MATERIAL TO PROCESS =>
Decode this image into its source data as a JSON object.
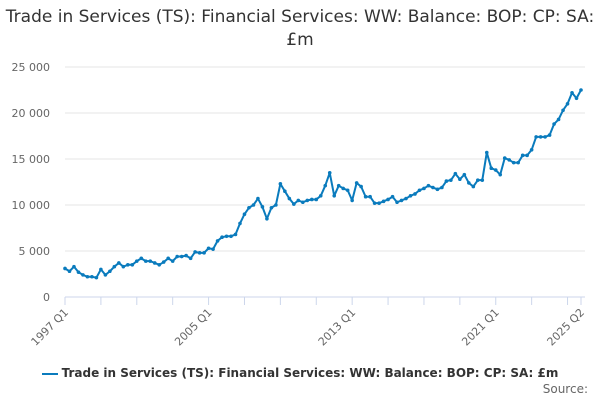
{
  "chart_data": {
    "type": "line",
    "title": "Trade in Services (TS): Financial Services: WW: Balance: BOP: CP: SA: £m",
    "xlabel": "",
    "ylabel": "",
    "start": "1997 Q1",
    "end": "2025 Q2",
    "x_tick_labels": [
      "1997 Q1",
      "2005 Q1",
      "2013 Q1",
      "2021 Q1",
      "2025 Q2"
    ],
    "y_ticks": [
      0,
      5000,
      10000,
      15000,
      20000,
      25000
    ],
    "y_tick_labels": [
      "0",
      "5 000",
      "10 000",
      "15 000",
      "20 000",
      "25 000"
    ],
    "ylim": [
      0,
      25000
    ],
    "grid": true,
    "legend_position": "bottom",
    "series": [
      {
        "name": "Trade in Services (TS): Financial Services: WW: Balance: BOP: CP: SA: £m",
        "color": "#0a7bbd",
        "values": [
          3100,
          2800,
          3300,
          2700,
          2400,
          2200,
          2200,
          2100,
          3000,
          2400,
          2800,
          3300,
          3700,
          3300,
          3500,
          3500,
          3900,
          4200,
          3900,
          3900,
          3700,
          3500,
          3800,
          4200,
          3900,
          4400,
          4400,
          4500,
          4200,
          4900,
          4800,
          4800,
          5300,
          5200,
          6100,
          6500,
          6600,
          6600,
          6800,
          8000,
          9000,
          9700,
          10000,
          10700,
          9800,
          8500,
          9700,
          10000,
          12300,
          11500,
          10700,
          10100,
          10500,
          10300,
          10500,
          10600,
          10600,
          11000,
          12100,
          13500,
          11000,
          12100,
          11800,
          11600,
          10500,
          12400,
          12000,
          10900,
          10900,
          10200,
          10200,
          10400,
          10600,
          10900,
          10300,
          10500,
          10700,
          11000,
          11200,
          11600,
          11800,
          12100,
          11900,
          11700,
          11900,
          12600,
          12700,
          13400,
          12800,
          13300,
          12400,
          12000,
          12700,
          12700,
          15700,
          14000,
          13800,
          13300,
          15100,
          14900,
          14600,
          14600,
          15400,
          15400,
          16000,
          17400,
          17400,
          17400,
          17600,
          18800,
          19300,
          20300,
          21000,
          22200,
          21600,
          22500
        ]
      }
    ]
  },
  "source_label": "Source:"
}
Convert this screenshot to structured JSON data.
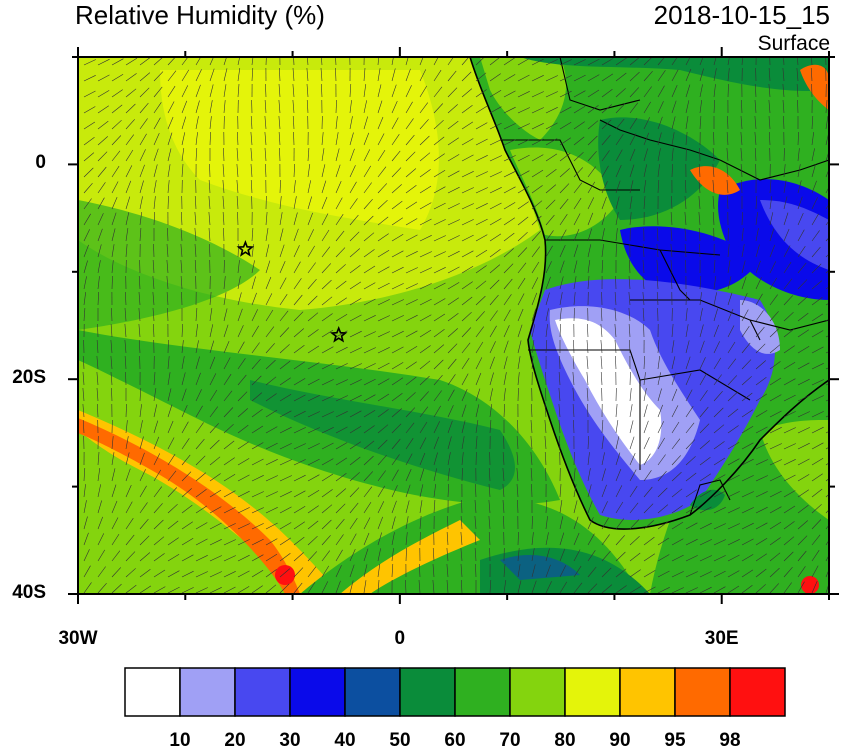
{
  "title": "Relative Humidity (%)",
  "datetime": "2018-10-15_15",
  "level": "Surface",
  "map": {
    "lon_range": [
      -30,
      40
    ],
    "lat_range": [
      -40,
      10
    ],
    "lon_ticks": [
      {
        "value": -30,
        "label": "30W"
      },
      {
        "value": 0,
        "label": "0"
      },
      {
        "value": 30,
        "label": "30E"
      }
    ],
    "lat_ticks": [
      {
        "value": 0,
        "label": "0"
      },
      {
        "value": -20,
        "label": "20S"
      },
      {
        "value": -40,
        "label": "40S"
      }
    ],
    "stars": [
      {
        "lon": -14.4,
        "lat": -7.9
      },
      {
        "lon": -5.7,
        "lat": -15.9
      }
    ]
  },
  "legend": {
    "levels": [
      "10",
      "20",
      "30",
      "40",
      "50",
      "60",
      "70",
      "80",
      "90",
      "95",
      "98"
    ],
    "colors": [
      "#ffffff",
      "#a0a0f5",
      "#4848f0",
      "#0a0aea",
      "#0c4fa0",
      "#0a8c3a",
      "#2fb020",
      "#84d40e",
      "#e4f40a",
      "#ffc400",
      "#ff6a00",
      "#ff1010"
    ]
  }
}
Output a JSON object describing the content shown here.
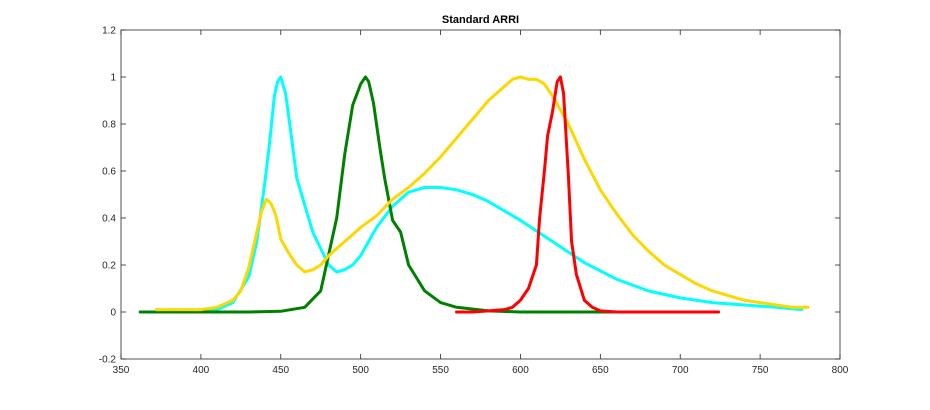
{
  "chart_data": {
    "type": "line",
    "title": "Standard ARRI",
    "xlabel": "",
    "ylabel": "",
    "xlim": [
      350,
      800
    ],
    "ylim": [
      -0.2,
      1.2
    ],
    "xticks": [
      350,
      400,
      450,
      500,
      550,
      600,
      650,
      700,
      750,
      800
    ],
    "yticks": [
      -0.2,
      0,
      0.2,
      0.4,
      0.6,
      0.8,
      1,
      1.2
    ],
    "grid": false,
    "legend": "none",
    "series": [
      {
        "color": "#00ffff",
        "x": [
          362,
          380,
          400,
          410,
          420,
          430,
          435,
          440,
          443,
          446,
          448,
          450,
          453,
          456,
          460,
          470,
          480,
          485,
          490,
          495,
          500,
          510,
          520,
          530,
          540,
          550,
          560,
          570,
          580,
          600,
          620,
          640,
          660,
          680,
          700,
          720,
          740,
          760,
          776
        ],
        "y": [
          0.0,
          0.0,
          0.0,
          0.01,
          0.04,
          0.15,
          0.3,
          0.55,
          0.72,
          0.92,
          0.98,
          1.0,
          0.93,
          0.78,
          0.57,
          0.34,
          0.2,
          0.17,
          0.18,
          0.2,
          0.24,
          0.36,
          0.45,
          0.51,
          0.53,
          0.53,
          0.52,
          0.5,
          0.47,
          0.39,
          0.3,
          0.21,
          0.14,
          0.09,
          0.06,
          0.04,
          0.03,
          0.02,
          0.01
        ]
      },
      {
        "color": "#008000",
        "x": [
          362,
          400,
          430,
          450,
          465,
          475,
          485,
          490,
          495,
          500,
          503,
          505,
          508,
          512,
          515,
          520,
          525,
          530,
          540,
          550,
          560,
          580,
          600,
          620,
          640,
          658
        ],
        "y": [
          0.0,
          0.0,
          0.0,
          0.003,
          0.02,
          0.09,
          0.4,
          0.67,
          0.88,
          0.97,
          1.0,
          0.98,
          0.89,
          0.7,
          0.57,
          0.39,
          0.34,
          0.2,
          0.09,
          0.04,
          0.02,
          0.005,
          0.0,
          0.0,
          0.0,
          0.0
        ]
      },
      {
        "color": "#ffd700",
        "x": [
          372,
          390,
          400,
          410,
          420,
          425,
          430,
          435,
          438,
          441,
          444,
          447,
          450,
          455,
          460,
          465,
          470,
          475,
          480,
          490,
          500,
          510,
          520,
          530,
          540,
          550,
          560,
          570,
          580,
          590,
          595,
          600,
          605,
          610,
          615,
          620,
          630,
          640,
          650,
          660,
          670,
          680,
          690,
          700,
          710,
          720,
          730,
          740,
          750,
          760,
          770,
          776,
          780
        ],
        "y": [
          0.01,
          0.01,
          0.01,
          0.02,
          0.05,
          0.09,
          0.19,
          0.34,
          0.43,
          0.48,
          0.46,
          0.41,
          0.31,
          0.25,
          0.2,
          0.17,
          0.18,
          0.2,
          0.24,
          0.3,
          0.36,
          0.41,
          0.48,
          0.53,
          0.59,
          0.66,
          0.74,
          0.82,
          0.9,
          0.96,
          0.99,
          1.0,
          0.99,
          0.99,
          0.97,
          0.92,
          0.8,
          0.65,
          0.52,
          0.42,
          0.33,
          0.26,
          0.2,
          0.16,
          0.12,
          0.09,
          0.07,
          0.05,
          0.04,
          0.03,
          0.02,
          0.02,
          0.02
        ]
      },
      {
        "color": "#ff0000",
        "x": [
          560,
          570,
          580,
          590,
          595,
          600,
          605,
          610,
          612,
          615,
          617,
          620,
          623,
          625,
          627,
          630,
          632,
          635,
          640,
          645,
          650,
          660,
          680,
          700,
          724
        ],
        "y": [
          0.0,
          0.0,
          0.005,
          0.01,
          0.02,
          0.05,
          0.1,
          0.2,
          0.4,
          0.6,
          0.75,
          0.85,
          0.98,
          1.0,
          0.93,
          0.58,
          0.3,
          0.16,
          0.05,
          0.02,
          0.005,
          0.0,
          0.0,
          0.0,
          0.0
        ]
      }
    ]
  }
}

WRITTEN REQUEST => In the lines above, locate the string "Balance". Copy every line where it occurs.

SOLUTION TO THE EXERCISE =>
    "title": "Trade in Services (TS): Financial Services: WW: Balance: BOP: CP: SA: £m",
        "name": "Trade in Services (TS): Financial Services: WW: Balance: BOP: CP: SA: £m",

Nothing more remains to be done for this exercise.